▶ **Dataset content**
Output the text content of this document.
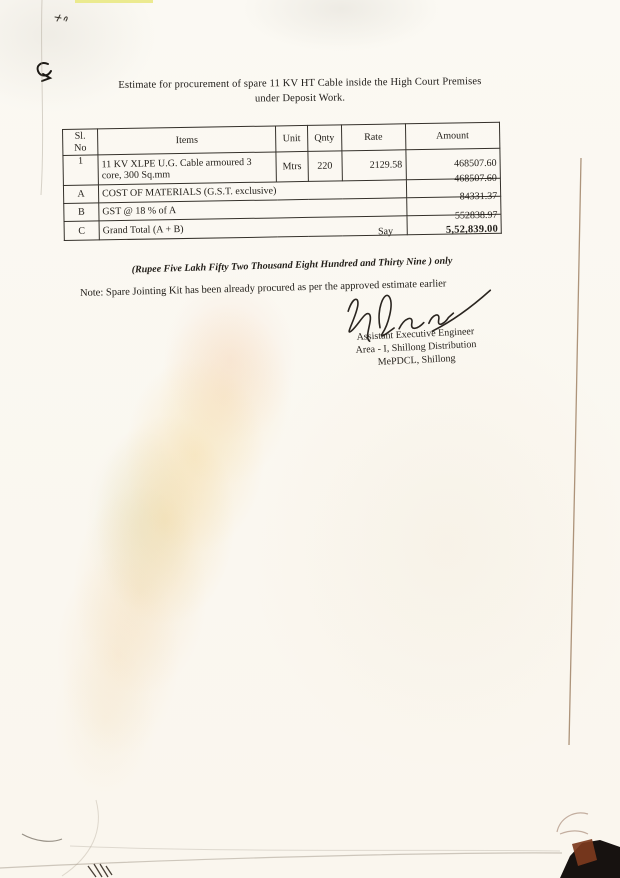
Estimate for procurement of spare 11 KV HT Cable inside the High Court Premises
under Deposit Work.
Sl.
No	Items	Unit	Qnty	Rate	Amount
1	11 KV XLPE U.G. Cable armoured 3 core, 300 Sq.mm	Mtrs	220	2129.58	468507.60
A	COST OF MATERIALS (G.S.T. exclusive)				468507.60

B	GST @ 18 % of A				84331.37

C	Grand Total (A + B)				552838.97
Say	5,52,839.00
(Rupee Five Lakh Fifty Two Thousand Eight Hundred and Thirty Nine ) only
Note: Spare Jointing Kit has been already procured as per the approved estimate earlier
Assistant Executive Engineer
Area - I, Shillong Distribution
MePDCL, Shillong
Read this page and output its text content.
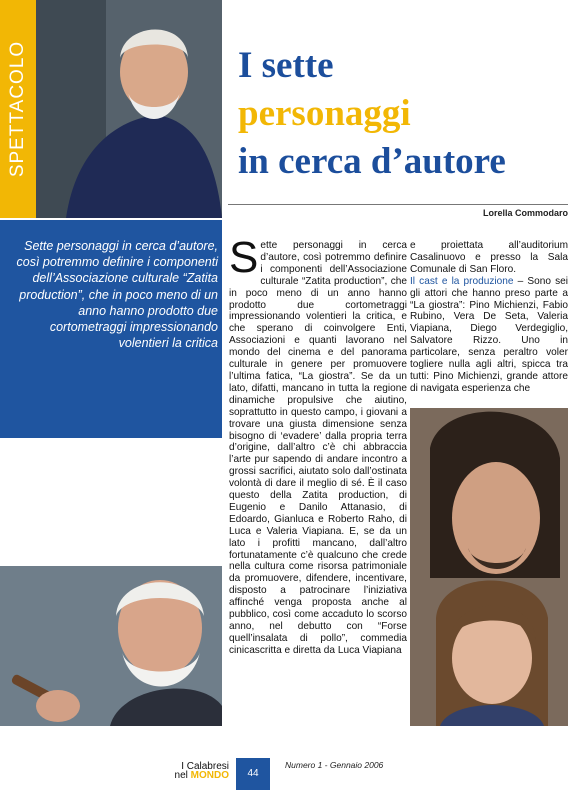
SPETTACOLO	I sette
personaggi
in cerca d’autore
Lorella Commodaro
Sette personaggi in cerca d’autore, così potremmo definire i componenti dell’Associazione culturale “Zatita production”, che in poco meno di un anno hanno prodotto due cortometraggi impressionando volentieri la critica
Sette personaggi in cerca d’autore, così potremmo definire i componenti dell’Associazione culturale “Zatita production”, che in poco meno di un anno hanno prodotto due cortometraggi impressionando volentieri la critica, e che sperano di coinvolgere Enti, Associazioni e quanti lavorano nel mondo del cinema e del panorama culturale in genere per promuovere l’ultima fatica, “La giostra”. Se da un lato, difatti, mancano in tutta la regione dinamiche propulsive che aiutino, soprattutto in questo campo, i giovani a trovare una giusta dimensione senza bisogno di ‘evadere’ dalla propria terra d’origine, dall’altro c’è chi abbraccia l’arte pur sapendo di andare incontro a grossi sacrifici, aiutato solo dall’ostinata volontà di dare il meglio di sé. È il caso questo della Zatita production, di Eugenio e Danilo Attanasio, di Edoardo, Gianluca e Roberto Raho, di Luca e Valeria Viapiana. E, se da un lato i profitti mancano, dall’altro fortunatamente c’è qualcuno che crede nella cultura come risorsa patrimoniale da promuovere, difendere, incentivare, disposto a patrocinare l’iniziativa affinché venga proposta anche al pubblico, così come accaduto lo scorso anno, nel debutto con “Forse quell’insalata di pollo”, commedia cinicascritta e diretta da Luca Viapiana
e proiettata all’auditorium Casalinuovo e presso la Sala Comunale di San Floro.
Il cast e la produzione – Sono sei gli attori che hanno preso parte a “La giostra”: Pino Michienzi, Fabio Rubino, Vera De Seta, Valeria Viapiana, Diego Verdegiglio, Salvatore Rizzo. Uno in particolare, senza peraltro voler togliere nulla agli altri, spicca tra tutti: Pino Michienzi, grande attore di navigata esperienza che
I Calabresi
nel MONDO	44
Numero 1 - Gennaio 2006
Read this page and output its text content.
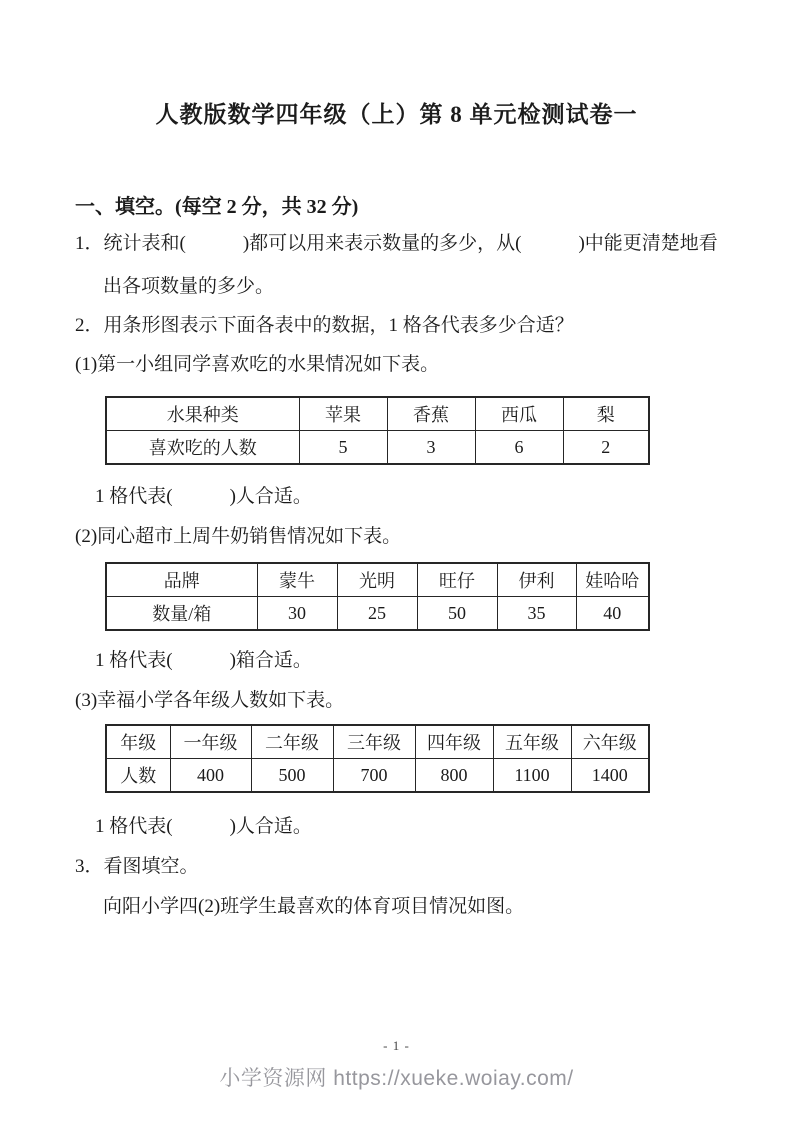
人教版数学四年级（上）第 8 单元检测试卷一
一、填空。(每空 2 分，共 32 分)
1．统计表和(　　　)都可以用来表示数量的多少，从(　　　)中能更清楚地看
出各项数量的多少。
2．用条形图表示下面各表中的数据，1 格各代表多少合适？
(1)第一小组同学喜欢吃的水果情况如下表。
水果种类	苹果	香蕉	西瓜	梨
喜欢吃的人数	5	3	6	2
1 格代表(　　　)人合适。
(2)同心超市上周牛奶销售情况如下表。
品牌	蒙牛	光明	旺仔	伊利	娃哈哈
数量/箱	30	25	50	35	40
1 格代表(　　　)箱合适。
(3)幸福小学各年级人数如下表。
年级	一年级	二年级	三年级	四年级	五年级	六年级
人数	400	500	700	800	1100	1400
1 格代表(　　　)人合适。
3．看图填空。
向阳小学四(2)班学生最喜欢的体育项目情况如图。
- 1 -
小学资源网 https://xueke.woiay.com/
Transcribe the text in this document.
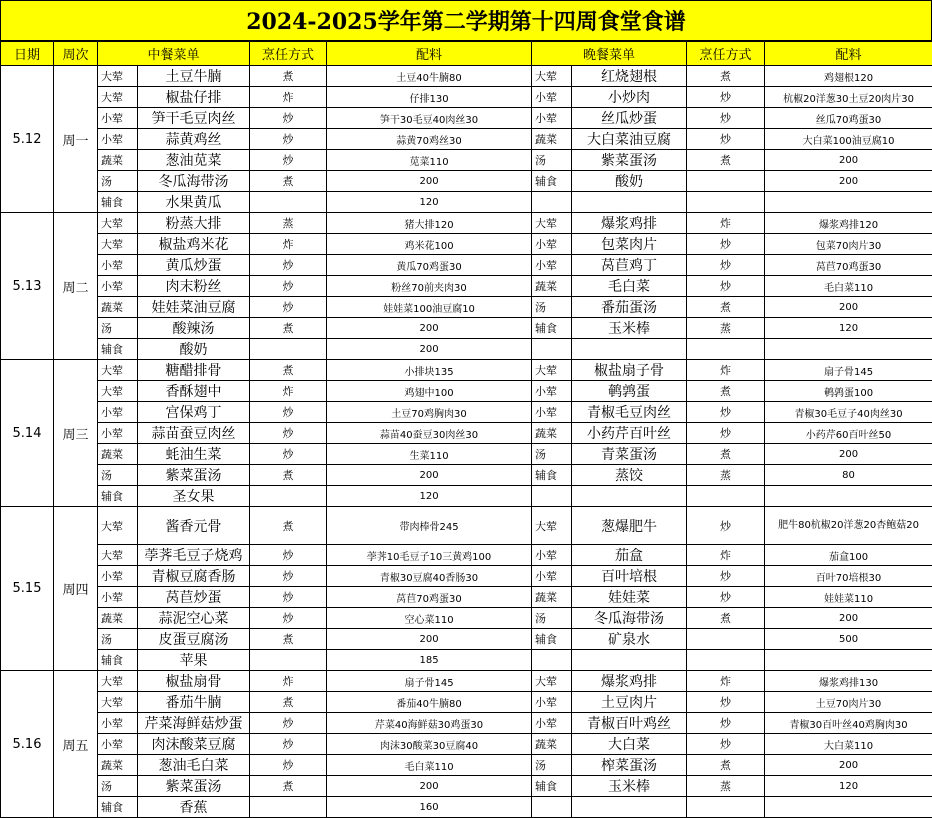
2024-2025学年第二学期第十四周食堂食谱
日期	周次	中餐菜单		烹任方式	配料	晚餐菜单		烹任方式	配料
5.12	周一	大荤	土豆牛腩	煮	土豆40牛腩80	大荤	红烧翅根	煮	鸡翅根120
		大荤	椒盐仔排	炸	仔排130	小荤	小炒肉	炒	杭椒20洋葱30土豆20肉片30
		小荤	笋干毛豆肉丝	炒	笋干30毛豆40肉丝30	小荤	丝瓜炒蛋	炒	丝瓜70鸡蛋30
		小荤	蒜黄鸡丝	炒	蒜黄70鸡丝30	蔬菜	大白菜油豆腐	炒	大白菜100油豆腐10
		蔬菜	葱油苋菜	炒	苋菜110	汤	紫菜蛋汤	煮	200
		汤	冬瓜海带汤	煮	200	辅食	酸奶		200
		辅食	水果黄瓜		120				
5.13	周二	大荤	粉蒸大排	蒸	猪大排120	大荤	爆浆鸡排	炸	爆浆鸡排120
		大荤	椒盐鸡米花	炸	鸡米花100	小荤	包菜肉片	炒	包菜70肉片30
		小荤	黄瓜炒蛋	炒	黄瓜70鸡蛋30	小荤	莴苣鸡丁	炒	莴苣70鸡蛋30
		小荤	肉末粉丝	炒	粉丝70前夹肉30	蔬菜	毛白菜	炒	毛白菜110
		蔬菜	娃娃菜油豆腐	炒	娃娃菜100油豆腐10	汤	番茄蛋汤	煮	200
		汤	酸辣汤	煮	200	辅食	玉米棒	蒸	120
		辅食	酸奶		200				
5.14	周三	大荤	糖醋排骨	煮	小排块135	大荤	椒盐扇子骨	炸	扇子骨145
		大荤	香酥翅中	炸	鸡翅中100	小荤	鹌鹑蛋	煮	鹌鹑蛋100
		小荤	宫保鸡丁	炒	土豆70鸡胸肉30	小荤	青椒毛豆肉丝	炒	青椒30毛豆子40肉丝30
		小荤	蒜苗蚕豆肉丝	炒	蒜苗40蚕豆30肉丝30	蔬菜	小药芹百叶丝	炒	小药芹60百叶丝50
		蔬菜	蚝油生菜	炒	生菜110	汤	青菜蛋汤	煮	200
		汤	紫菜蛋汤	煮	200	辅食	蒸饺	蒸	80
		辅食	圣女果		120				
5.15	周四	大荤	酱香元骨	煮	带肉棒骨245	大荤	葱爆肥牛	炒	肥牛80杭椒20洋葱20杏鲍菇20
		大荤	荸荠毛豆子烧鸡	炒	荸荠10毛豆子10三黄鸡100	小荤	茄盒	炸	茄盒100
		小荤	青椒豆腐香肠	炒	青椒30豆腐40香肠30	小荤	百叶培根	炒	百叶70培根30
		小荤	莴苣炒蛋	炒	莴苣70鸡蛋30	蔬菜	娃娃菜	炒	娃娃菜110
		蔬菜	蒜泥空心菜	炒	空心菜110	汤	冬瓜海带汤	煮	200
		汤	皮蛋豆腐汤	煮	200	辅食	矿泉水		500
		辅食	苹果		185				
5.16	周五	大荤	椒盐扇骨	炸	扇子骨145	大荤	爆浆鸡排	炸	爆浆鸡排130
		大荤	番茄牛腩	煮	番茄40牛腩80	小荤	土豆肉片	炒	土豆70肉片30
		小荤	芹菜海鲜菇炒蛋	炒	芹菜40海鲜菇30鸡蛋30	小荤	青椒百叶鸡丝	炒	青椒30百叶丝40鸡胸肉30
		小荤	肉沫酸菜豆腐	炒	肉沫30酸菜30豆腐40	蔬菜	大白菜	炒	大白菜110
		蔬菜	葱油毛白菜	炒	毛白菜110	汤	榨菜蛋汤	煮	200
		汤	紫菜蛋汤	煮	200	辅食	玉米棒	蒸	120
		辅食	香蕉		160				
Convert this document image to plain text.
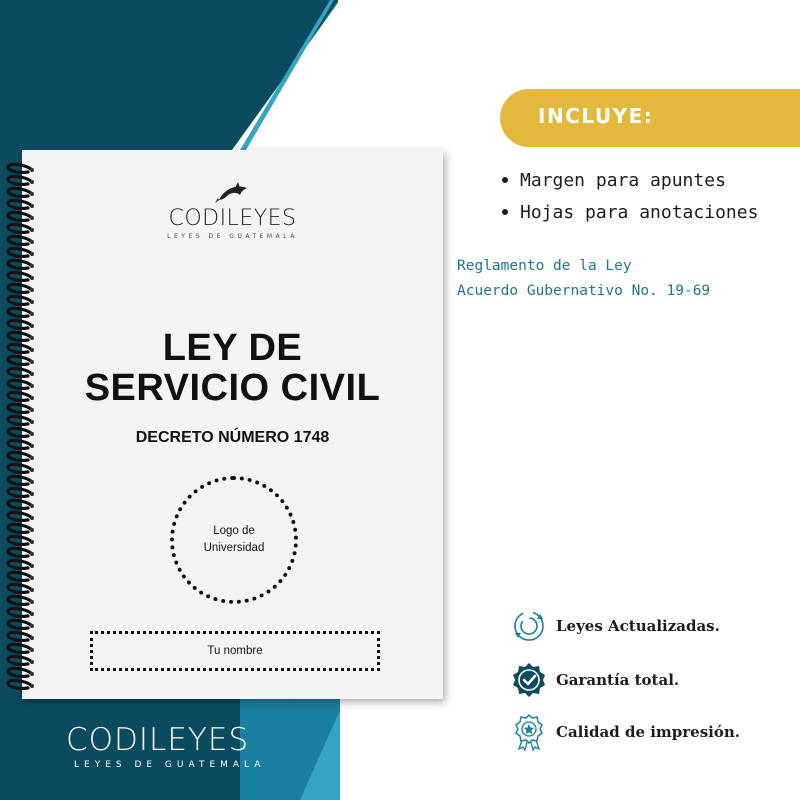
CODILEYES
LEYES DE GUATEMALA
LEY DE
SERVICIO CIVIL
DECRETO NÚMERO 1748
Logo de
Universidad
Tu nombre
INCLUYE:
Margen para apuntes
Hojas para anotaciones
Reglamento de la Ley
Acuerdo Gubernativo No. 19-69
Leyes Actualizadas.
Garantía total.
Calidad de impresión.
CODILEYES
LEYES DE GUATEMALA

▶ **Task statement**
With pictures left out, extract the lines from the one containing "Transcribe the text in this document." to the end of the material above, both included, exactly as written.

▶ **Solution to this problem**
Transcribe the text in this document.
2024-2025学年第二学期第十四周食堂食谱
日期	周次	中餐菜单		烹任方式	配料	晚餐菜单		烹任方式	配料
5.12	周一	大荤	土豆牛腩	煮	土豆40牛腩80	大荤	红烧翅根	煮	鸡翅根120
		大荤	椒盐仔排	炸	仔排130	小荤	小炒肉	炒	杭椒20洋葱30土豆20肉片30
		小荤	笋干毛豆肉丝	炒	笋干30毛豆40肉丝30	小荤	丝瓜炒蛋	炒	丝瓜70鸡蛋30
		小荤	蒜黄鸡丝	炒	蒜黄70鸡丝30	蔬菜	大白菜油豆腐	炒	大白菜100油豆腐10
		蔬菜	葱油苋菜	炒	苋菜110	汤	紫菜蛋汤	煮	200
		汤	冬瓜海带汤	煮	200	辅食	酸奶		200
		辅食	水果黄瓜		120				
5.13	周二	大荤	粉蒸大排	蒸	猪大排120	大荤	爆浆鸡排	炸	爆浆鸡排120
		大荤	椒盐鸡米花	炸	鸡米花100	小荤	包菜肉片	炒	包菜70肉片30
		小荤	黄瓜炒蛋	炒	黄瓜70鸡蛋30	小荤	莴苣鸡丁	炒	莴苣70鸡蛋30
		小荤	肉末粉丝	炒	粉丝70前夹肉30	蔬菜	毛白菜	炒	毛白菜110
		蔬菜	娃娃菜油豆腐	炒	娃娃菜100油豆腐10	汤	番茄蛋汤	煮	200
		汤	酸辣汤	煮	200	辅食	玉米棒	蒸	120
		辅食	酸奶		200				
5.14	周三	大荤	糖醋排骨	煮	小排块135	大荤	椒盐扇子骨	炸	扇子骨145
		大荤	香酥翅中	炸	鸡翅中100	小荤	鹌鹑蛋	煮	鹌鹑蛋100
		小荤	宫保鸡丁	炒	土豆70鸡胸肉30	小荤	青椒毛豆肉丝	炒	青椒30毛豆子40肉丝30
		小荤	蒜苗蚕豆肉丝	炒	蒜苗40蚕豆30肉丝30	蔬菜	小药芹百叶丝	炒	小药芹60百叶丝50
		蔬菜	蚝油生菜	炒	生菜110	汤	青菜蛋汤	煮	200
		汤	紫菜蛋汤	煮	200	辅食	蒸饺	蒸	80
		辅食	圣女果		120				
5.15	周四	大荤	酱香元骨	煮	带肉棒骨245	大荤	葱爆肥牛	炒	肥牛80杭椒20洋葱20杏鲍菇20
		大荤	荸荠毛豆子烧鸡	炒	荸荠10毛豆子10三黄鸡100	小荤	茄盒	炸	茄盒100
		小荤	青椒豆腐香肠	炒	青椒30豆腐40香肠30	小荤	百叶培根	炒	百叶70培根30
		小荤	莴苣炒蛋	炒	莴苣70鸡蛋30	蔬菜	娃娃菜	炒	娃娃菜110
		蔬菜	蒜泥空心菜	炒	空心菜110	汤	冬瓜海带汤	煮	200
		汤	皮蛋豆腐汤	煮	200	辅食	矿泉水		500
		辅食	苹果		185				
5.16	周五	大荤	椒盐扇骨	炸	扇子骨145	大荤	爆浆鸡排	炸	爆浆鸡排130
		大荤	番茄牛腩	煮	番茄40牛腩80	小荤	土豆肉片	炒	土豆70肉片30
		小荤	芹菜海鲜菇炒蛋	炒	芹菜40海鲜菇30鸡蛋30	小荤	青椒百叶鸡丝	炒	青椒30百叶丝40鸡胸肉30
		小荤	肉沫酸菜豆腐	炒	肉沫30酸菜30豆腐40	蔬菜	大白菜	炒	大白菜110
		蔬菜	葱油毛白菜	炒	毛白菜110	汤	榨菜蛋汤	煮	200
		汤	紫菜蛋汤	煮	200	辅食	玉米棒	蒸	120
		辅食	香蕉		160				
Convert this document image to plain text.
CODILEYES
LEYES DE GUATEMALA
LEY DE
SERVICIO CIVIL
DECRETO NÚMERO 1748
Logo de
Universidad
Tu nombre
INCLUYE:
Margen para apuntes
Hojas para anotaciones
Reglamento de la Ley
Acuerdo Gubernativo No. 19-69
Leyes Actualizadas.
Garantía total.
Calidad de impresión.
CODILEYES
LEYES DE GUATEMALA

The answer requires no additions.